===== The records

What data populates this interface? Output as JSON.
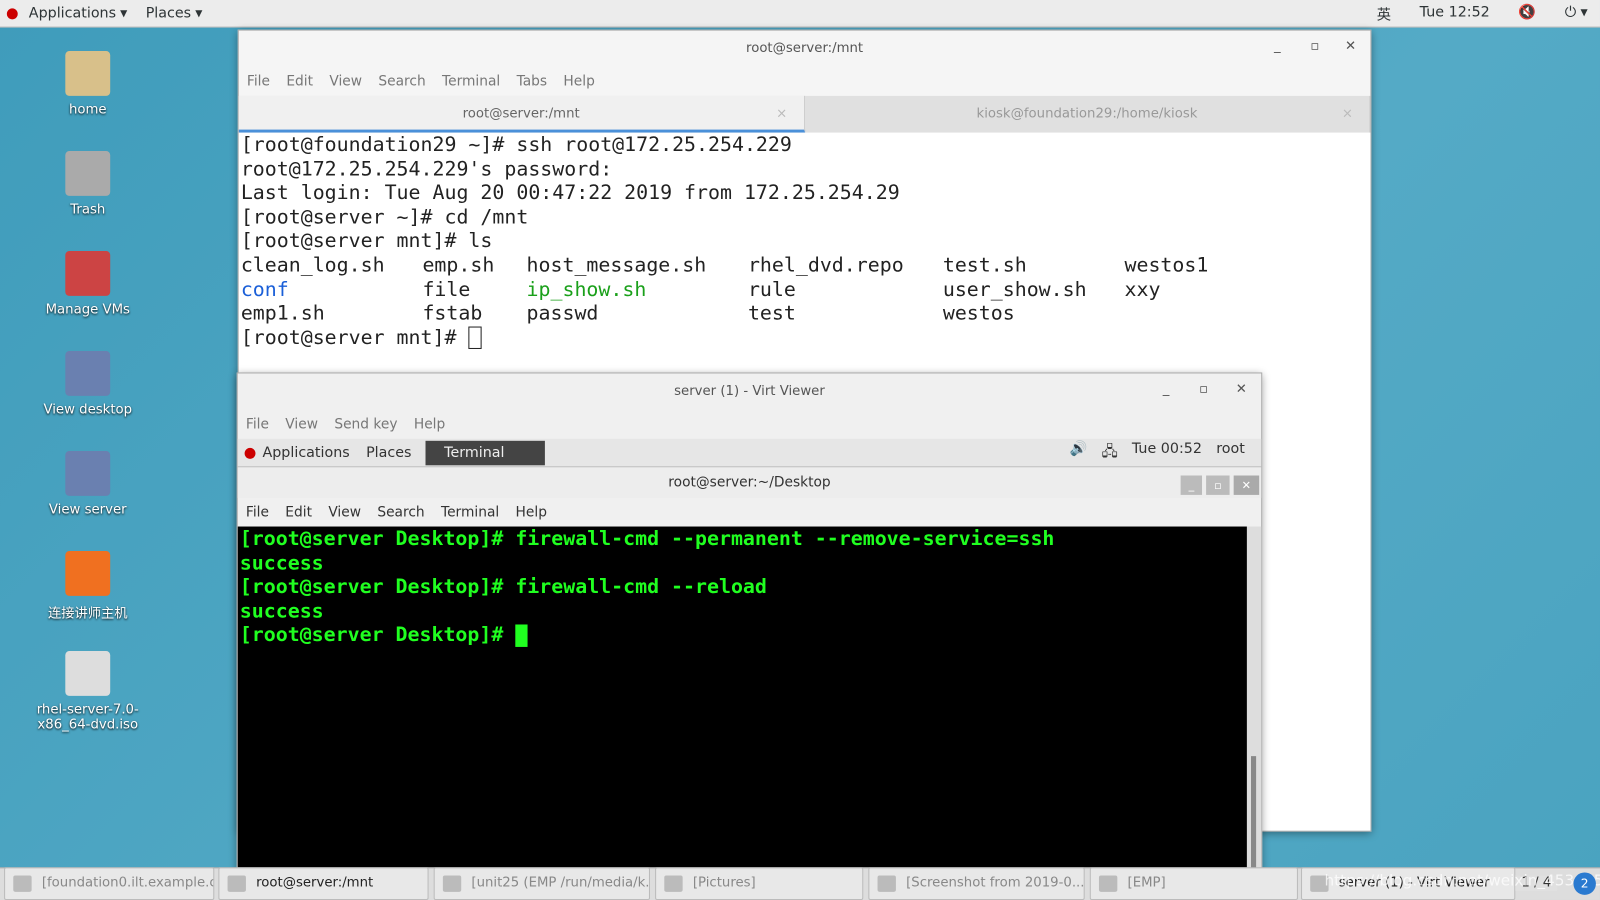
{
  "topbar": {
    "applications": "Applications",
    "places": "Places",
    "ime": "英",
    "clock": "Tue 12:52"
  },
  "desktop": [
    {
      "label": "home",
      "icon": "home-folder-icon"
    },
    {
      "label": "Trash",
      "icon": "trash-icon"
    },
    {
      "label": "Manage VMs",
      "icon": "vm-icon"
    },
    {
      "label": "View desktop",
      "icon": "monitor-icon"
    },
    {
      "label": "View server",
      "icon": "monitor-icon"
    },
    {
      "label": "连接讲师主机",
      "icon": "remote-icon"
    },
    {
      "label": "rhel-server-7.0-x86_64-dvd.iso",
      "icon": "disc-icon"
    }
  ],
  "terminal1": {
    "title": "root@server:/mnt",
    "menu": [
      "File",
      "Edit",
      "View",
      "Search",
      "Terminal",
      "Tabs",
      "Help"
    ],
    "tabs": [
      "root@server:/mnt",
      "kiosk@foundation29:/home/kiosk"
    ],
    "lines": [
      "[root@foundation29 ~]# ssh root@172.25.254.229",
      "root@172.25.254.229's password:",
      "Last login: Tue Aug 20 00:47:22 2019 from 172.25.254.29",
      "[root@server ~]# cd /mnt",
      "[root@server mnt]# ls"
    ],
    "ls": [
      [
        "clean_log.sh",
        "emp.sh",
        "host_message.sh",
        "rhel_dvd.repo",
        "test.sh",
        "westos1"
      ],
      [
        "conf",
        "file",
        "ip_show.sh",
        "rule",
        "user_show.sh",
        "xxy"
      ],
      [
        "emp1.sh",
        "fstab",
        "passwd",
        "test",
        "westos",
        ""
      ]
    ],
    "prompt": "[root@server mnt]# "
  },
  "virt": {
    "title": "server (1) - Virt Viewer",
    "menu": [
      "File",
      "View",
      "Send key",
      "Help"
    ],
    "guest_bar": {
      "applications": "Applications",
      "places": "Places",
      "terminal": "Terminal",
      "clock": "Tue 00:52",
      "user": "root"
    },
    "term_title": "root@server:~/Desktop",
    "term_menu": [
      "File",
      "Edit",
      "View",
      "Search",
      "Terminal",
      "Help"
    ],
    "lines": [
      "[root@server Desktop]# firewall-cmd --permanent --remove-service=ssh",
      "success",
      "[root@server Desktop]# firewall-cmd --reload",
      "success",
      "[root@server Desktop]# "
    ]
  },
  "taskbar": [
    "[foundation0.ilt.example.c...",
    "root@server:/mnt",
    "[unit25 (EMP /run/media/k...",
    "[Pictures]",
    "[Screenshot from 2019-0...",
    "[EMP]",
    "server (1) - Virt Viewer"
  ],
  "workspace": "1 / 4",
  "watermark": "https://blog.csdn.net/weixin_45368529"
}
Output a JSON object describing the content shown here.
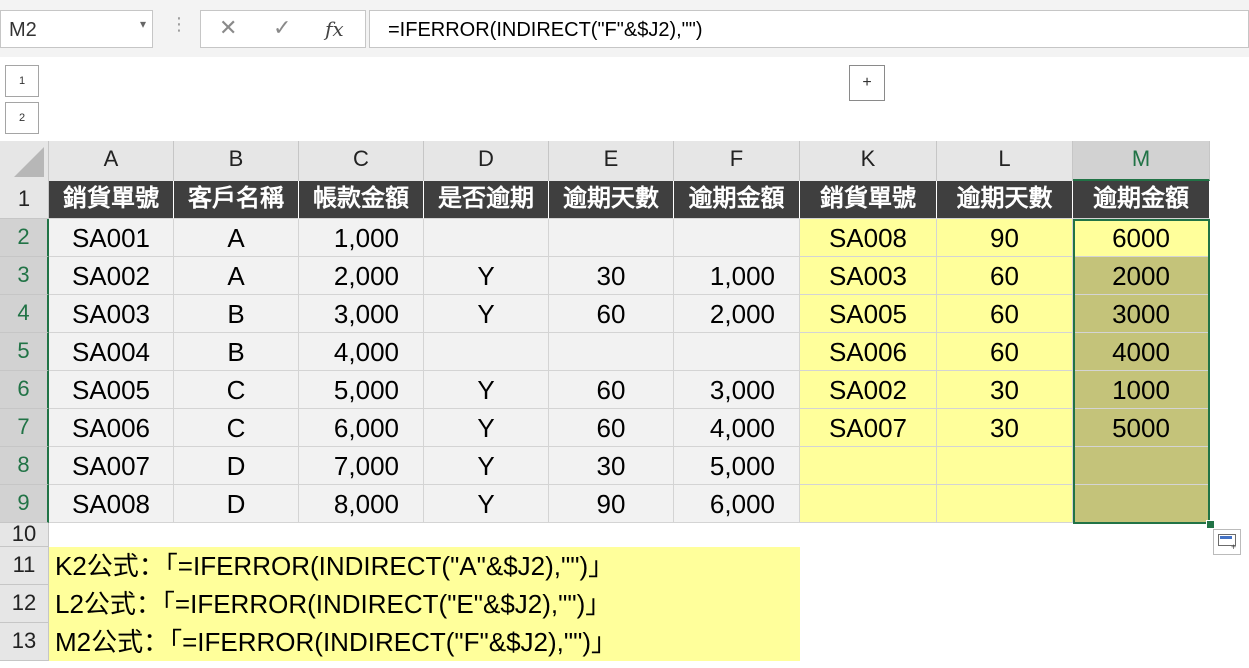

==========

Reproduce every record word for word. The copy must contain no pictures.

Answer to this problem →
What data populates this interface? Output as JSON.
{
  "topbar": {
    "applications": "Applications",
    "places": "Places",
    "ime": "英",
    "clock": "Tue 12:52"
  },
  "desktop": [
    {
      "label": "home",
      "icon": "home-folder-icon"
    },
    {
      "label": "Trash",
      "icon": "trash-icon"
    },
    {
      "label": "Manage VMs",
      "icon": "vm-icon"
    },
    {
      "label": "View desktop",
      "icon": "monitor-icon"
    },
    {
      "label": "View server",
      "icon": "monitor-icon"
    },
    {
      "label": "连接讲师主机",
      "icon": "remote-icon"
    },
    {
      "label": "rhel-server-7.0-x86_64-dvd.iso",
      "icon": "disc-icon"
    }
  ],
  "terminal1": {
    "title": "root@server:/mnt",
    "menu": [
      "File",
      "Edit",
      "View",
      "Search",
      "Terminal",
      "Tabs",
      "Help"
    ],
    "tabs": [
      "root@server:/mnt",
      "kiosk@foundation29:/home/kiosk"
    ],
    "lines": [
      "[root@foundation29 ~]# ssh root@172.25.254.229",
      "root@172.25.254.229's password:",
      "Last login: Tue Aug 20 00:47:22 2019 from 172.25.254.29",
      "[root@server ~]# cd /mnt",
      "[root@server mnt]# ls"
    ],
    "ls": [
      [
        "clean_log.sh",
        "emp.sh",
        "host_message.sh",
        "rhel_dvd.repo",
        "test.sh",
        "westos1"
      ],
      [
        "conf",
        "file",
        "ip_show.sh",
        "rule",
        "user_show.sh",
        "xxy"
      ],
      [
        "emp1.sh",
        "fstab",
        "passwd",
        "test",
        "westos",
        ""
      ]
    ],
    "prompt": "[root@server mnt]# "
  },
  "virt": {
    "title": "server (1) - Virt Viewer",
    "menu": [
      "File",
      "View",
      "Send key",
      "Help"
    ],
    "guest_bar": {
      "applications": "Applications",
      "places": "Places",
      "terminal": "Terminal",
      "clock": "Tue 00:52",
      "user": "root"
    },
    "term_title": "root@server:~/Desktop",
    "term_menu": [
      "File",
      "Edit",
      "View",
      "Search",
      "Terminal",
      "Help"
    ],
    "lines": [
      "[root@server Desktop]# firewall-cmd --permanent --remove-service=ssh",
      "success",
      "[root@server Desktop]# firewall-cmd --reload",
      "success",
      "[root@server Desktop]# "
    ]
  },
  "taskbar": [
    "[foundation0.ilt.example.c...",
    "root@server:/mnt",
    "[unit25 (EMP /run/media/k...",
    "[Pictures]",
    "[Screenshot from 2019-0...",
    "[EMP]",
    "server (1) - Virt Viewer"
  ],
  "workspace": "1 / 4",
  "watermark": "https://blog.csdn.net/weixin_45368529"
}
Output a JSON object describing the content shown here.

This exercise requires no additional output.